• _Data excerpts_
+--

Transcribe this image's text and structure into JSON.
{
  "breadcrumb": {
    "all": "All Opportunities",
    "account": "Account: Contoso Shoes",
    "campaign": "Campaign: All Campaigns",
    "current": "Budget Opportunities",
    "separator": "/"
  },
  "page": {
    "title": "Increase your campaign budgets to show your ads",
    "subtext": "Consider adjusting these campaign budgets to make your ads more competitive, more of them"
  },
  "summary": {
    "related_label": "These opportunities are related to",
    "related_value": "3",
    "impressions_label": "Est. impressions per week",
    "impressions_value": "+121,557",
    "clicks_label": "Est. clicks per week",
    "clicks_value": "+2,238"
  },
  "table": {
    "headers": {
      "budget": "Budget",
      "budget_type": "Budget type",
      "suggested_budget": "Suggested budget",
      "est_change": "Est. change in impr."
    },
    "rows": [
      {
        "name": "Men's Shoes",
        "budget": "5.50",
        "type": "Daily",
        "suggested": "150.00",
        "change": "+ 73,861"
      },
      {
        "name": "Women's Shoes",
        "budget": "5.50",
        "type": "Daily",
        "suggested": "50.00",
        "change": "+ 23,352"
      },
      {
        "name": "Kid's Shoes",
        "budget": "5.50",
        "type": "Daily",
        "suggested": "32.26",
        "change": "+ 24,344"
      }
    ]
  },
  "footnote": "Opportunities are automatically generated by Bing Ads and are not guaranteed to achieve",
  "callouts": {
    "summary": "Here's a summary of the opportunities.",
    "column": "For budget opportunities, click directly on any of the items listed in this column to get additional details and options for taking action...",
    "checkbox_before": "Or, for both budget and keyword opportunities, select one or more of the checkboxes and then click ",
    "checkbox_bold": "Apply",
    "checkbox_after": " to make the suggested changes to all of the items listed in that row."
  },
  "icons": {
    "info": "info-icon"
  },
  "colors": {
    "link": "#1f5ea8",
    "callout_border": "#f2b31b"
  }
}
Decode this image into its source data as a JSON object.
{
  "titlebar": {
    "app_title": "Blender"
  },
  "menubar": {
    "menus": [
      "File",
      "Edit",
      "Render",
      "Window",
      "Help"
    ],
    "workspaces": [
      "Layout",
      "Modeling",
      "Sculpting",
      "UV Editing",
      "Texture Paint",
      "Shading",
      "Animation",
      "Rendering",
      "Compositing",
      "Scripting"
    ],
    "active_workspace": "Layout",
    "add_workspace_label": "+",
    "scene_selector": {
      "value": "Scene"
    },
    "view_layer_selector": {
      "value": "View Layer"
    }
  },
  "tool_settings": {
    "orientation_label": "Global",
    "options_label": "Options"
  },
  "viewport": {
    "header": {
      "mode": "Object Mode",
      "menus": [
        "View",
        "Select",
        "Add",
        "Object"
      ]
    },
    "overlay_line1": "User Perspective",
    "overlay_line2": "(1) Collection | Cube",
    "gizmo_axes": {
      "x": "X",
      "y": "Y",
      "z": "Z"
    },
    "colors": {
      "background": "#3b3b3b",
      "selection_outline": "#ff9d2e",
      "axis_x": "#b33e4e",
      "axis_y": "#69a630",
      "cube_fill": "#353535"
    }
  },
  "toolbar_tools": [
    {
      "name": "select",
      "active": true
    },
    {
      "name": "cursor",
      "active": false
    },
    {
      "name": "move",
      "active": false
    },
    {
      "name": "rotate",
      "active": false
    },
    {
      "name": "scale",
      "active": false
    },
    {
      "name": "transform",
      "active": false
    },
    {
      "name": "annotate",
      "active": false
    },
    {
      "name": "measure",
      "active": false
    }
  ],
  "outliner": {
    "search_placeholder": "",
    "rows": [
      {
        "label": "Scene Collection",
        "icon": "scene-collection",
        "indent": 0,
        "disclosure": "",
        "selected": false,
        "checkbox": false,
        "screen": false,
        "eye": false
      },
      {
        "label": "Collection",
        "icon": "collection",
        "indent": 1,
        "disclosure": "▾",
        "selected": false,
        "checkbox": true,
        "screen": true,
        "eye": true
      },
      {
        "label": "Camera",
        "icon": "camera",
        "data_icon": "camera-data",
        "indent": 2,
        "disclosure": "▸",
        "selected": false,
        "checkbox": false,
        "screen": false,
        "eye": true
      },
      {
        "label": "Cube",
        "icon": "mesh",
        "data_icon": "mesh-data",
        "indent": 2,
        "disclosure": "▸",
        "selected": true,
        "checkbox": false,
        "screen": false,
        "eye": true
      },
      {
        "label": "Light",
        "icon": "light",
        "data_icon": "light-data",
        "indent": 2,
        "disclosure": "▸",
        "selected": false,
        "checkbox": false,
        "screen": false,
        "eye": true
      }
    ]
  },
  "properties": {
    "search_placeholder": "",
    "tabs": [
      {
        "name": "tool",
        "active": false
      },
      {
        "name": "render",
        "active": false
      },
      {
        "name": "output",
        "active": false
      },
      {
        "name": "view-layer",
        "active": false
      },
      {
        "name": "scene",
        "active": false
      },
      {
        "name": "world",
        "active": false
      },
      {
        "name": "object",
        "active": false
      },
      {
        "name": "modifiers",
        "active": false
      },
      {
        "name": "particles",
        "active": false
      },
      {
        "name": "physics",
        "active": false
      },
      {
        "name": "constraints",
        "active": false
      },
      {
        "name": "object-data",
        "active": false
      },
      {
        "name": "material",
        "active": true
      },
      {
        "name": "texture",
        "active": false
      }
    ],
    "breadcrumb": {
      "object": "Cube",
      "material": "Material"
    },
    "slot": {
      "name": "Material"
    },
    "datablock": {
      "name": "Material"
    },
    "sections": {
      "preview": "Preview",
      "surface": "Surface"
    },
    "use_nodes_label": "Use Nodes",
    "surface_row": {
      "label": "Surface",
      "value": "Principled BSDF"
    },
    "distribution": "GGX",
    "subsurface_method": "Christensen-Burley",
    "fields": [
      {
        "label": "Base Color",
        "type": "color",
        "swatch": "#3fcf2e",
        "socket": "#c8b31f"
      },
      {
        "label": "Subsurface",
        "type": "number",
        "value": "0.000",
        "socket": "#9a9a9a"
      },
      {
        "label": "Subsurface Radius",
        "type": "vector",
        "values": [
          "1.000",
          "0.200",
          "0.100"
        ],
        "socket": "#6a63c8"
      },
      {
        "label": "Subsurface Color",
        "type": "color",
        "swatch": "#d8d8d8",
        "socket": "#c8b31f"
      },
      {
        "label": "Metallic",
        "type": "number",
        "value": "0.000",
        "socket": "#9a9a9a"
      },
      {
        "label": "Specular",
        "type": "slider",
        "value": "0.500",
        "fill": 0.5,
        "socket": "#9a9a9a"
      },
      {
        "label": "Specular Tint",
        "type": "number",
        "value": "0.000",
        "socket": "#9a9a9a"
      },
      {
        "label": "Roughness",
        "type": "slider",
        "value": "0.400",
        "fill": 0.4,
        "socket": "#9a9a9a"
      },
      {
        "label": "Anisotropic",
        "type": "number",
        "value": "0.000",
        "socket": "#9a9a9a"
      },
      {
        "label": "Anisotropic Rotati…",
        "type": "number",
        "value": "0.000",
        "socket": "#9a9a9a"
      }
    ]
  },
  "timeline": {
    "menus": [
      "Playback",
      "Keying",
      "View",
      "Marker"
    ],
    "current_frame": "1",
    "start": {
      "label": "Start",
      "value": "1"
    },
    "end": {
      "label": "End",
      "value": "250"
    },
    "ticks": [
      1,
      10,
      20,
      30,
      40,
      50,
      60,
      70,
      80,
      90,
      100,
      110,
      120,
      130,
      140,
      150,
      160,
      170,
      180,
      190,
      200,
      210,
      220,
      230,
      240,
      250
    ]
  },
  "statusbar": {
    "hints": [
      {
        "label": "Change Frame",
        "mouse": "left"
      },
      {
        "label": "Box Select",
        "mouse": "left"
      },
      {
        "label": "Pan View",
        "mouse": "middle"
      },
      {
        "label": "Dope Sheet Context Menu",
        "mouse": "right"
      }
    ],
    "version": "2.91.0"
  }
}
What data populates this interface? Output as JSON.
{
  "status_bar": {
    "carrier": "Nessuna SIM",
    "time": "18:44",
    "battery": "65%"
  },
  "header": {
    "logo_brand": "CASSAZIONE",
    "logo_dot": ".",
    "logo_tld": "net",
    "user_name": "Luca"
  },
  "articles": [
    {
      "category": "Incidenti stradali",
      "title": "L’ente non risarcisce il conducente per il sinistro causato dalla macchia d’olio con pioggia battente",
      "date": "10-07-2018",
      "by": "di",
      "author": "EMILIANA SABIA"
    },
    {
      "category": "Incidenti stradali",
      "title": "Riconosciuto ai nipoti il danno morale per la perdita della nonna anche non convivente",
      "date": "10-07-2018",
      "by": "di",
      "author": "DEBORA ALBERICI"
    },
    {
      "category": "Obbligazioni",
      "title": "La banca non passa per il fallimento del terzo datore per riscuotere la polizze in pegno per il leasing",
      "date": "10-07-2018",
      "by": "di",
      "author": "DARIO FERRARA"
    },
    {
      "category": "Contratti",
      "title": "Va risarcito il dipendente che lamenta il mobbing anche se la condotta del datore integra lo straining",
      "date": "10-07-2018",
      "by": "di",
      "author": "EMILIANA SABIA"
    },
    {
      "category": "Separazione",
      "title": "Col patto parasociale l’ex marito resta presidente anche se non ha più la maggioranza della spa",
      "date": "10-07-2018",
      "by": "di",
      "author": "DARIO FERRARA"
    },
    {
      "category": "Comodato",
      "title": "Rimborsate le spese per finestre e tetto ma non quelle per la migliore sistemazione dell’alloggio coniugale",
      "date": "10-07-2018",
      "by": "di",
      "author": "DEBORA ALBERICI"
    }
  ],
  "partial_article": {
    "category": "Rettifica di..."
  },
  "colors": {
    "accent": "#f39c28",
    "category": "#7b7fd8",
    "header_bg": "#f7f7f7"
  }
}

+--

• _GIVEN PROBLEM_
Go through the material above and count the lines that contain "this"; give that number alone.

• _REPLY_
4